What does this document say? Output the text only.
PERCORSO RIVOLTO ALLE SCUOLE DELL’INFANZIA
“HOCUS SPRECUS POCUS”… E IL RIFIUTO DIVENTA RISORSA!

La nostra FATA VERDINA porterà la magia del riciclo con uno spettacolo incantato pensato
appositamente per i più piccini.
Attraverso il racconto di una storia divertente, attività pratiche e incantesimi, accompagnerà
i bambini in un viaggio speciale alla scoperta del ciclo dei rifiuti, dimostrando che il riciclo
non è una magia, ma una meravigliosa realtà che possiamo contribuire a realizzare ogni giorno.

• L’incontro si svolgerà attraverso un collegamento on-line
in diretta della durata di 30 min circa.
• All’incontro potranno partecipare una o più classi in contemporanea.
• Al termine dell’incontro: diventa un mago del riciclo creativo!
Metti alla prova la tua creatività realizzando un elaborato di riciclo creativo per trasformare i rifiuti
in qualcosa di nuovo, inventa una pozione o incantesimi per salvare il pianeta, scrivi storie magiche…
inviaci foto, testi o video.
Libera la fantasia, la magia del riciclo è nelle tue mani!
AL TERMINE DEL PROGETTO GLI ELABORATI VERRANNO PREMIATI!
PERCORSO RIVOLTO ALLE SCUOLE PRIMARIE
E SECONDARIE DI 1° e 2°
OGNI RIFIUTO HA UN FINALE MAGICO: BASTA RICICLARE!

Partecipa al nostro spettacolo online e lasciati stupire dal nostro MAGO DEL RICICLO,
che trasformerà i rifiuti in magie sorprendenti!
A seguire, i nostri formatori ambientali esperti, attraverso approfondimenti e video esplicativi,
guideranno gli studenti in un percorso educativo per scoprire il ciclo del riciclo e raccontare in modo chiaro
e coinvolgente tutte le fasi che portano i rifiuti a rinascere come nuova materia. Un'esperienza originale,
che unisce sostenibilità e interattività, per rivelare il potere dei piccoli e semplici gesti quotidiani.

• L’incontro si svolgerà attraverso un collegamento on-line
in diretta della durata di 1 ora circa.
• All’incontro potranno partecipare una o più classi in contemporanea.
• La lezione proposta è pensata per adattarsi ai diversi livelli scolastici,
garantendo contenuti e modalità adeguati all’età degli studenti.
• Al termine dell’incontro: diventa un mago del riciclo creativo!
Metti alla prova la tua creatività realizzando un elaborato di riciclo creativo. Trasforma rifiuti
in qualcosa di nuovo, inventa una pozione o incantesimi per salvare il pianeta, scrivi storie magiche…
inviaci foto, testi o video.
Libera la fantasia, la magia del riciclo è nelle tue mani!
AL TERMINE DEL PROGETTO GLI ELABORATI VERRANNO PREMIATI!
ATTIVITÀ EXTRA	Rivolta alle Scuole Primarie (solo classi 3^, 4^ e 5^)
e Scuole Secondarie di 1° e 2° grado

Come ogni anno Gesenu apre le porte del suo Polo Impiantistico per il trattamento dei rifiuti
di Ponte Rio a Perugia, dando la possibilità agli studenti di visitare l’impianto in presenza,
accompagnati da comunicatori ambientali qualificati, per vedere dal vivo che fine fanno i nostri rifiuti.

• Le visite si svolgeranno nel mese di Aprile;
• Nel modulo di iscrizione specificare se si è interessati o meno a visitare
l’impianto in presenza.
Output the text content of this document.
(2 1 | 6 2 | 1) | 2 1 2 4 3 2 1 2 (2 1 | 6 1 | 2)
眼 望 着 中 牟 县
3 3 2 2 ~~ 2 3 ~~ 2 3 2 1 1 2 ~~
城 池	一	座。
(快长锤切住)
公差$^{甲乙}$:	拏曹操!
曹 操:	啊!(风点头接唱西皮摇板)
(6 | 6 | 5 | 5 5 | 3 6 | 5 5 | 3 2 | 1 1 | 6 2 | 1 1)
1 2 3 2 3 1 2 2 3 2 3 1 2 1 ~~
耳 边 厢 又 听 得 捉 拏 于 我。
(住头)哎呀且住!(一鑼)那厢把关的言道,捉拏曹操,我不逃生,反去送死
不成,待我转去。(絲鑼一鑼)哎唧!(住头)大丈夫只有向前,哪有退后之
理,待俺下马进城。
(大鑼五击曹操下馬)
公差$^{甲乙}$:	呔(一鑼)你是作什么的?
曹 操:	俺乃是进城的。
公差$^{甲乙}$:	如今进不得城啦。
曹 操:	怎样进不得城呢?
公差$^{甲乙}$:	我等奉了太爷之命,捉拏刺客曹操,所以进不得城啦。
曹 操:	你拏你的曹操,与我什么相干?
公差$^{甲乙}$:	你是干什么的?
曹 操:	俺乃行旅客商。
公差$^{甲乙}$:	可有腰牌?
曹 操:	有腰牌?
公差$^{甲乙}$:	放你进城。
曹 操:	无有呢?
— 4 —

···

(What to produce):
Set down the entries above again, word for word.

(Task answer):
What does this document say? Output the text only.
PERCORSO RIVOLTO ALLE SCUOLE DELL’INFANZIA
“HOCUS SPRECUS POCUS”… E IL RIFIUTO DIVENTA RISORSA!

La nostra FATA VERDINA porterà la magia del riciclo con uno spettacolo incantato pensato
appositamente per i più piccini.
Attraverso il racconto di una storia divertente, attività pratiche e incantesimi, accompagnerà
i bambini in un viaggio speciale alla scoperta del ciclo dei rifiuti, dimostrando che il riciclo
non è una magia, ma una meravigliosa realtà che possiamo contribuire a realizzare ogni giorno.

• L’incontro si svolgerà attraverso un collegamento on-line
in diretta della durata di 30 min circa.
• All’incontro potranno partecipare una o più classi in contemporanea.
• Al termine dell’incontro: diventa un mago del riciclo creativo!
Metti alla prova la tua creatività realizzando un elaborato di riciclo creativo per trasformare i rifiuti
in qualcosa di nuovo, inventa una pozione o incantesimi per salvare il pianeta, scrivi storie magiche…
inviaci foto, testi o video.
Libera la fantasia, la magia del riciclo è nelle tue mani!
AL TERMINE DEL PROGETTO GLI ELABORATI VERRANNO PREMIATI!
PERCORSO RIVOLTO ALLE SCUOLE PRIMARIE
E SECONDARIE DI 1° e 2°
OGNI RIFIUTO HA UN FINALE MAGICO: BASTA RICICLARE!

Partecipa al nostro spettacolo online e lasciati stupire dal nostro MAGO DEL RICICLO,
che trasformerà i rifiuti in magie sorprendenti!
A seguire, i nostri formatori ambientali esperti, attraverso approfondimenti e video esplicativi,
guideranno gli studenti in un percorso educativo per scoprire il ciclo del riciclo e raccontare in modo chiaro
e coinvolgente tutte le fasi che portano i rifiuti a rinascere come nuova materia. Un'esperienza originale,
che unisce sostenibilità e interattività, per rivelare il potere dei piccoli e semplici gesti quotidiani.

• L’incontro si svolgerà attraverso un collegamento on-line
in diretta della durata di 1 ora circa.
• All’incontro potranno partecipare una o più classi in contemporanea.
• La lezione proposta è pensata per adattarsi ai diversi livelli scolastici,
garantendo contenuti e modalità adeguati all’età degli studenti.
• Al termine dell’incontro: diventa un mago del riciclo creativo!
Metti alla prova la tua creatività realizzando un elaborato di riciclo creativo. Trasforma rifiuti
in qualcosa di nuovo, inventa una pozione o incantesimi per salvare il pianeta, scrivi storie magiche…
inviaci foto, testi o video.
Libera la fantasia, la magia del riciclo è nelle tue mani!
AL TERMINE DEL PROGETTO GLI ELABORATI VERRANNO PREMIATI!
ATTIVITÀ EXTRA	Rivolta alle Scuole Primarie (solo classi 3^, 4^ e 5^)
e Scuole Secondarie di 1° e 2° grado

Come ogni anno Gesenu apre le porte del suo Polo Impiantistico per il trattamento dei rifiuti
di Ponte Rio a Perugia, dando la possibilità agli studenti di visitare l’impianto in presenza,
accompagnati da comunicatori ambientali qualificati, per vedere dal vivo che fine fanno i nostri rifiuti.

• Le visite si svolgeranno nel mese di Aprile;
• Nel modulo di iscrizione specificare se si è interessati o meno a visitare
l’impianto in presenza.
Output the text content of this document.
(2 1 | 6 2 | 1) | 2 1 2 4 3 2 1 2 (2 1 | 6 1 | 2)
眼 望 着 中 牟 县
3 3 2 2 ~~ 2 3 ~~ 2 3 2 1 1 2 ~~
城 池	一	座。
(快长锤切住)
公差$^{甲乙}$:	拏曹操!
曹 操:	啊!(风点头接唱西皮摇板)
(6 | 6 | 5 | 5 5 | 3 6 | 5 5 | 3 2 | 1 1 | 6 2 | 1 1)
1 2 3 2 3 1 2 2 3 2 3 1 2 1 ~~
耳 边 厢 又 听 得 捉 拏 于 我。
(住头)哎呀且住!(一鑼)那厢把关的言道,捉拏曹操,我不逃生,反去送死
不成,待我转去。(絲鑼一鑼)哎唧!(住头)大丈夫只有向前,哪有退后之
理,待俺下马进城。
(大鑼五击曹操下馬)
公差$^{甲乙}$:	呔(一鑼)你是作什么的?
曹 操:	俺乃是进城的。
公差$^{甲乙}$:	如今进不得城啦。
曹 操:	怎样进不得城呢?
公差$^{甲乙}$:	我等奉了太爷之命,捉拏刺客曹操,所以进不得城啦。
曹 操:	你拏你的曹操,与我什么相干?
公差$^{甲乙}$:	你是干什么的?
曹 操:	俺乃行旅客商。
公差$^{甲乙}$:	可有腰牌?
曹 操:	有腰牌?
公差$^{甲乙}$:	放你进城。
曹 操:	无有呢?
— 4 —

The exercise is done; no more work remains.